- Problem: Your task is to repeat the entries exactly. Leave the pictures out.

- Items:
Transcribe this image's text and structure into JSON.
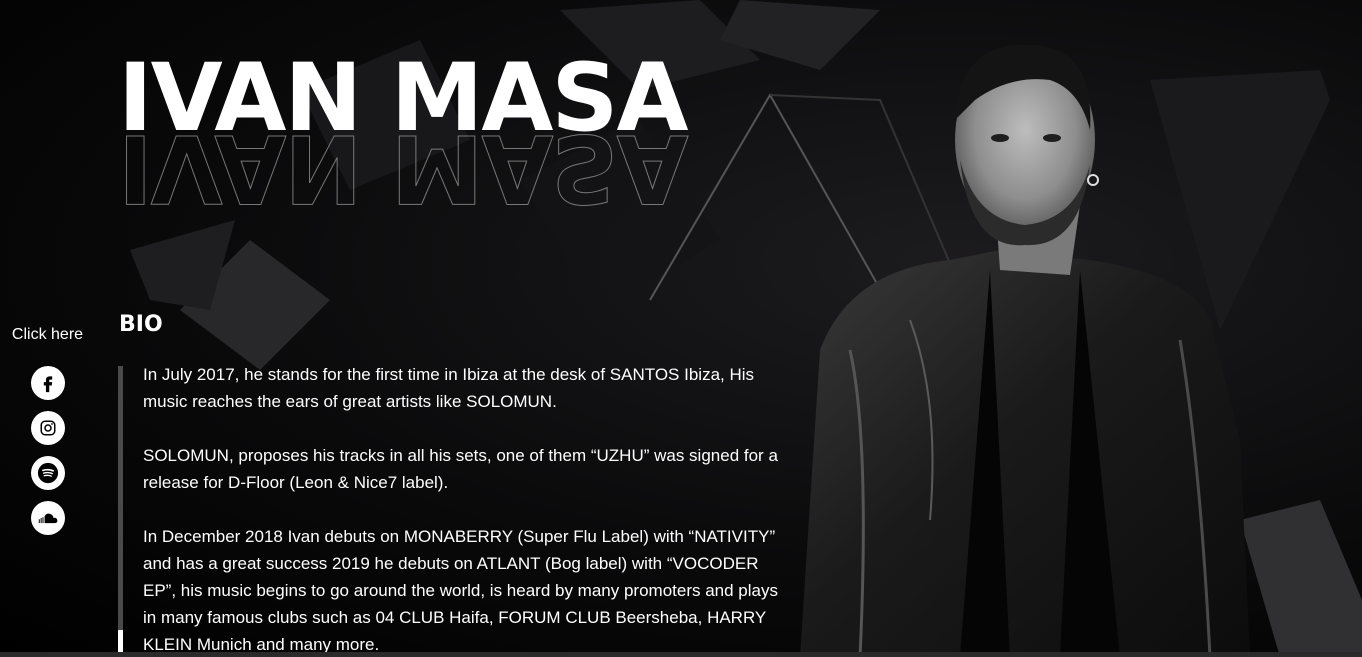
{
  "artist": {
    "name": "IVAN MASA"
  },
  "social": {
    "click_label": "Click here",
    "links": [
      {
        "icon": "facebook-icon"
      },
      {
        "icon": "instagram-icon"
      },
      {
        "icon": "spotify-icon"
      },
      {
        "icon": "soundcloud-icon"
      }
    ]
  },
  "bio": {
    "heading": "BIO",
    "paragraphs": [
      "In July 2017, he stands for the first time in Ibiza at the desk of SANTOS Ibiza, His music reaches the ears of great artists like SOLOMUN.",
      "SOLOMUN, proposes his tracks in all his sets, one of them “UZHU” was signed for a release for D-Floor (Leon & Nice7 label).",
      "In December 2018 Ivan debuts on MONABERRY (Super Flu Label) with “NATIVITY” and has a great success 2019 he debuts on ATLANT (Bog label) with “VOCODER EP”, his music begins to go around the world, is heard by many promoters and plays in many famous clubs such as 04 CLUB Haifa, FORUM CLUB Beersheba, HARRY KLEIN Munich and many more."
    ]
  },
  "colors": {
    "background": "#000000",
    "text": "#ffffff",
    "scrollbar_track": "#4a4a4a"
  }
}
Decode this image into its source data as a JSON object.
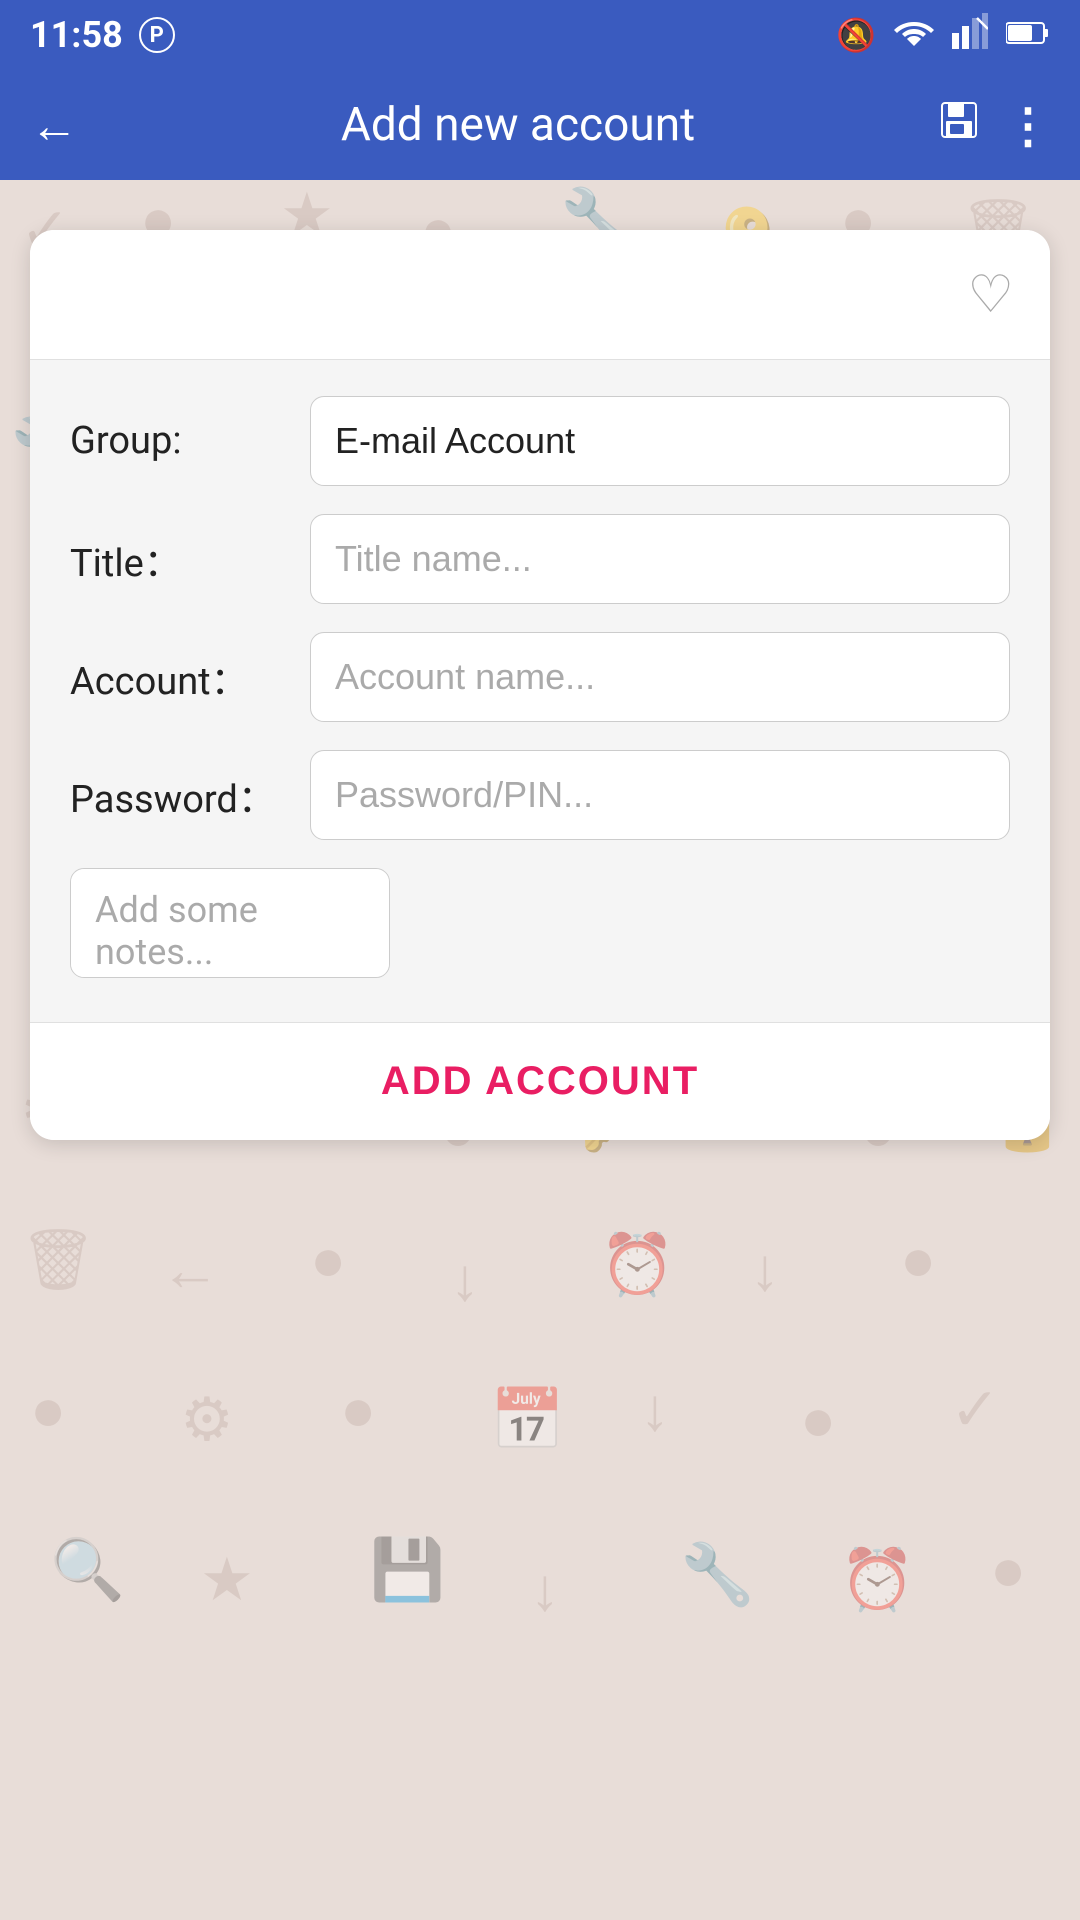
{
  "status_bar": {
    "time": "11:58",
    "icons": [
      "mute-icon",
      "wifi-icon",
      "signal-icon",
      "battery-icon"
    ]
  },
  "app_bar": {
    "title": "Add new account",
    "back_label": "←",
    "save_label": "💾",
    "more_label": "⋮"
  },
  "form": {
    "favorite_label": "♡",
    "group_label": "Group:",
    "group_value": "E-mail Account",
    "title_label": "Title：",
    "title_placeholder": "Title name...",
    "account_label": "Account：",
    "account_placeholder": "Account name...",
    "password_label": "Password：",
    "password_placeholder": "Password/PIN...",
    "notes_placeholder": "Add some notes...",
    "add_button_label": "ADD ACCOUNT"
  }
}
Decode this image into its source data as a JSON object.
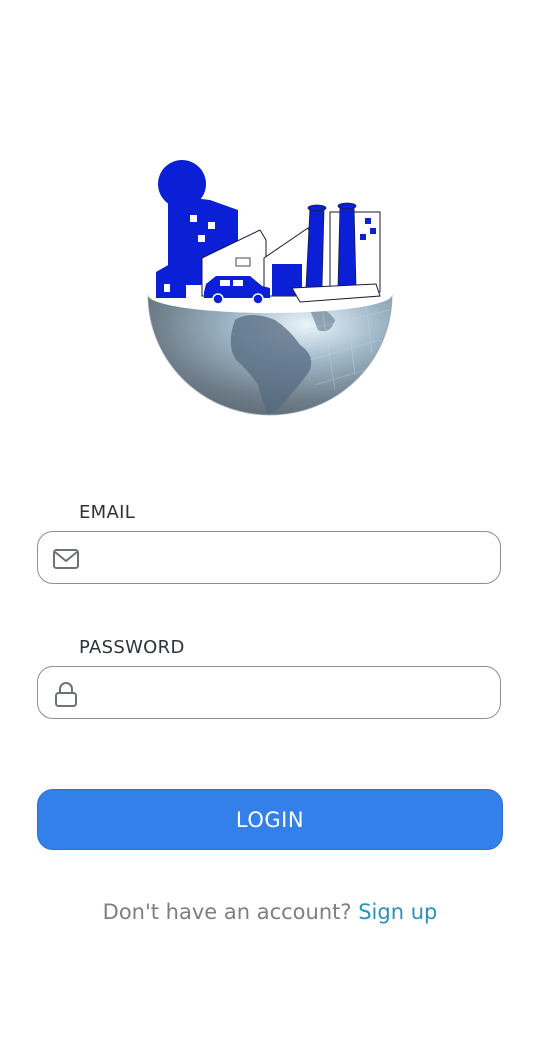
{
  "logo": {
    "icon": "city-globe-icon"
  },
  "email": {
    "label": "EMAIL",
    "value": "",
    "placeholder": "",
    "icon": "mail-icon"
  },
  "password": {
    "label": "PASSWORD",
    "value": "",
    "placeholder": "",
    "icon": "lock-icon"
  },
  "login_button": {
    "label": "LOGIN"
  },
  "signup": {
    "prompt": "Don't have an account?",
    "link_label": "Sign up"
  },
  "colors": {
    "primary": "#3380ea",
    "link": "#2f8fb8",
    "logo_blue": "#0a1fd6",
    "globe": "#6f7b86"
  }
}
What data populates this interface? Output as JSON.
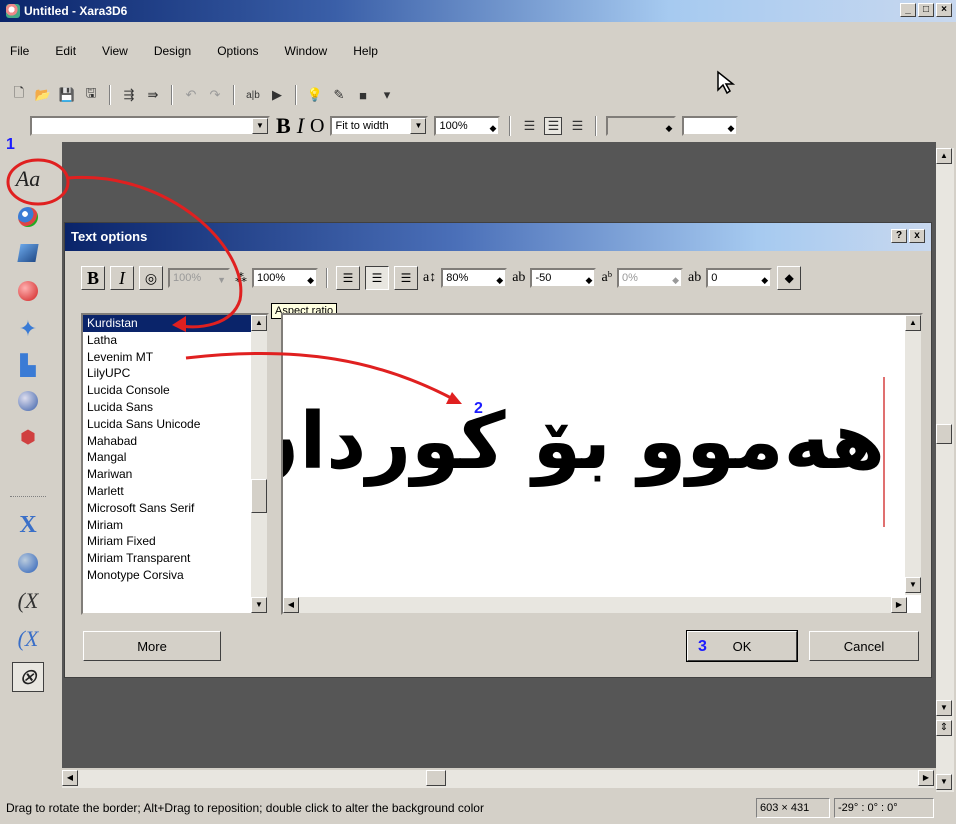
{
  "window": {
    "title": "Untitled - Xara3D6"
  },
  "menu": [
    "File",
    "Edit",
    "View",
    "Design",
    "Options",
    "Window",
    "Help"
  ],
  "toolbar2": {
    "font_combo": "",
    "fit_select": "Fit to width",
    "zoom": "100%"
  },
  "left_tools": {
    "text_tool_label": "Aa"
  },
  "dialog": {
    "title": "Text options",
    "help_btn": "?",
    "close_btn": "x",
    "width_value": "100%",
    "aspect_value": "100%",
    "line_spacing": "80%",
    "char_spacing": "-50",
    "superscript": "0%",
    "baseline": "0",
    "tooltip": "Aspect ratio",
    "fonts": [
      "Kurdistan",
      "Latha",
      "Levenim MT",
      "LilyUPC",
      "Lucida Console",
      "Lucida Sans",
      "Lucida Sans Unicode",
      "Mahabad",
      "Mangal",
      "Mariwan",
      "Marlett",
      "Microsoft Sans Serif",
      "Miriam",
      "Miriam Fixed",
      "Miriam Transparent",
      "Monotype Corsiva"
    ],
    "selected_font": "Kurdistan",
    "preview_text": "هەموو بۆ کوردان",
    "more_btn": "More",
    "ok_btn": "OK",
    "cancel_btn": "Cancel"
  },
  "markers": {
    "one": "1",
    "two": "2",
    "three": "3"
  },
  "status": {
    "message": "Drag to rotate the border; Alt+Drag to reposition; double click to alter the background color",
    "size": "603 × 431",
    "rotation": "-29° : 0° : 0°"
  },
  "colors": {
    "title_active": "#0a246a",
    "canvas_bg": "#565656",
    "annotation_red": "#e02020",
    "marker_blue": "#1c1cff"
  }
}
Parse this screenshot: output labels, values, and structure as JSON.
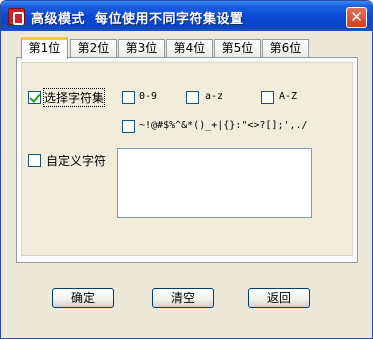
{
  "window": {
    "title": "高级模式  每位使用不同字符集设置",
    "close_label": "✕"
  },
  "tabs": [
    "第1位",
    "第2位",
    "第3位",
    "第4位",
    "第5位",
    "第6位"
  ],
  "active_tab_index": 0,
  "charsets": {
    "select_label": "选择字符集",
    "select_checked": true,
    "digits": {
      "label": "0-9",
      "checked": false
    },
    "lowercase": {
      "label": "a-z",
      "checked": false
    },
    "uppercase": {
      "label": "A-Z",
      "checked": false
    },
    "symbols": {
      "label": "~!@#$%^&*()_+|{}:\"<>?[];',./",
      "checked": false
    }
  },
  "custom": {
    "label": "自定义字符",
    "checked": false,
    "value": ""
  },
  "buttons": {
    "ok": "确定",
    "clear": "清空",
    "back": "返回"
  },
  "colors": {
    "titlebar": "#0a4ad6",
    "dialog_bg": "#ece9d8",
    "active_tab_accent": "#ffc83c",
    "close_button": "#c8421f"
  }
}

- Finished exercise:
Transcribe this image's text and structure into JSON.
{
  "artist": {
    "name": "IVAN MASA"
  },
  "social": {
    "click_label": "Click here",
    "links": [
      {
        "icon": "facebook-icon"
      },
      {
        "icon": "instagram-icon"
      },
      {
        "icon": "spotify-icon"
      },
      {
        "icon": "soundcloud-icon"
      }
    ]
  },
  "bio": {
    "heading": "BIO",
    "paragraphs": [
      "In July 2017, he stands for the first time in Ibiza at the desk of SANTOS Ibiza, His music reaches the ears of great artists like SOLOMUN.",
      "SOLOMUN, proposes his tracks in all his sets, one of them “UZHU” was signed for a release for D-Floor (Leon & Nice7 label).",
      "In December 2018 Ivan debuts on MONABERRY (Super Flu Label) with “NATIVITY” and has a great success 2019 he debuts on ATLANT (Bog label) with “VOCODER EP”, his music begins to go around the world, is heard by many promoters and plays in many famous clubs such as 04 CLUB Haifa, FORUM CLUB Beersheba, HARRY KLEIN Munich and many more."
    ]
  },
  "colors": {
    "background": "#000000",
    "text": "#ffffff",
    "scrollbar_track": "#4a4a4a"
  }
}
Decode this image into its source data as a JSON object.
{
  "status_bar": {
    "time": "11:58",
    "icons": [
      "mute-icon",
      "wifi-icon",
      "signal-icon",
      "battery-icon"
    ]
  },
  "app_bar": {
    "title": "Add new account",
    "back_label": "←",
    "save_label": "💾",
    "more_label": "⋮"
  },
  "form": {
    "favorite_label": "♡",
    "group_label": "Group:",
    "group_value": "E-mail Account",
    "title_label": "Title：",
    "title_placeholder": "Title name...",
    "account_label": "Account：",
    "account_placeholder": "Account name...",
    "password_label": "Password：",
    "password_placeholder": "Password/PIN...",
    "notes_placeholder": "Add some notes...",
    "add_button_label": "ADD ACCOUNT"
  }
}
Decode this image into its source data as a JSON object.
{
  "logo": {
    "icon": "city-globe-icon"
  },
  "email": {
    "label": "EMAIL",
    "value": "",
    "placeholder": "",
    "icon": "mail-icon"
  },
  "password": {
    "label": "PASSWORD",
    "value": "",
    "placeholder": "",
    "icon": "lock-icon"
  },
  "login_button": {
    "label": "LOGIN"
  },
  "signup": {
    "prompt": "Don't have an account?",
    "link_label": "Sign up"
  },
  "colors": {
    "primary": "#3380ea",
    "link": "#2f8fb8",
    "logo_blue": "#0a1fd6",
    "globe": "#6f7b86"
  }
}
What data populates this interface? Output as JSON.
{
  "window": {
    "title": "Untitled - Xara3D6"
  },
  "menu": [
    "File",
    "Edit",
    "View",
    "Design",
    "Options",
    "Window",
    "Help"
  ],
  "toolbar2": {
    "font_combo": "",
    "fit_select": "Fit to width",
    "zoom": "100%"
  },
  "left_tools": {
    "text_tool_label": "Aa"
  },
  "dialog": {
    "title": "Text options",
    "help_btn": "?",
    "close_btn": "x",
    "width_value": "100%",
    "aspect_value": "100%",
    "line_spacing": "80%",
    "char_spacing": "-50",
    "superscript": "0%",
    "baseline": "0",
    "tooltip": "Aspect ratio",
    "fonts": [
      "Kurdistan",
      "Latha",
      "Levenim MT",
      "LilyUPC",
      "Lucida Console",
      "Lucida Sans",
      "Lucida Sans Unicode",
      "Mahabad",
      "Mangal",
      "Mariwan",
      "Marlett",
      "Microsoft Sans Serif",
      "Miriam",
      "Miriam Fixed",
      "Miriam Transparent",
      "Monotype Corsiva"
    ],
    "selected_font": "Kurdistan",
    "preview_text": "هەموو بۆ کوردان",
    "more_btn": "More",
    "ok_btn": "OK",
    "cancel_btn": "Cancel"
  },
  "markers": {
    "one": "1",
    "two": "2",
    "three": "3"
  },
  "status": {
    "message": "Drag to rotate the border; Alt+Drag to reposition; double click to alter the background color",
    "size": "603 × 431",
    "rotation": "-29° : 0° : 0°"
  },
  "colors": {
    "title_active": "#0a246a",
    "canvas_bg": "#565656",
    "annotation_red": "#e02020",
    "marker_blue": "#1c1cff"
  }
}
Parse this screenshot: output labels, values, and structure as JSON.
{
  "window": {
    "title": "高级模式  每位使用不同字符集设置",
    "close_label": "✕"
  },
  "tabs": [
    "第1位",
    "第2位",
    "第3位",
    "第4位",
    "第5位",
    "第6位"
  ],
  "active_tab_index": 0,
  "charsets": {
    "select_label": "选择字符集",
    "select_checked": true,
    "digits": {
      "label": "0-9",
      "checked": false
    },
    "lowercase": {
      "label": "a-z",
      "checked": false
    },
    "uppercase": {
      "label": "A-Z",
      "checked": false
    },
    "symbols": {
      "label": "~!@#$%^&*()_+|{}:\"<>?[];',./",
      "checked": false
    }
  },
  "custom": {
    "label": "自定义字符",
    "checked": false,
    "value": ""
  },
  "buttons": {
    "ok": "确定",
    "clear": "清空",
    "back": "返回"
  },
  "colors": {
    "titlebar": "#0a4ad6",
    "dialog_bg": "#ece9d8",
    "active_tab_accent": "#ffc83c",
    "close_button": "#c8421f"
  }
}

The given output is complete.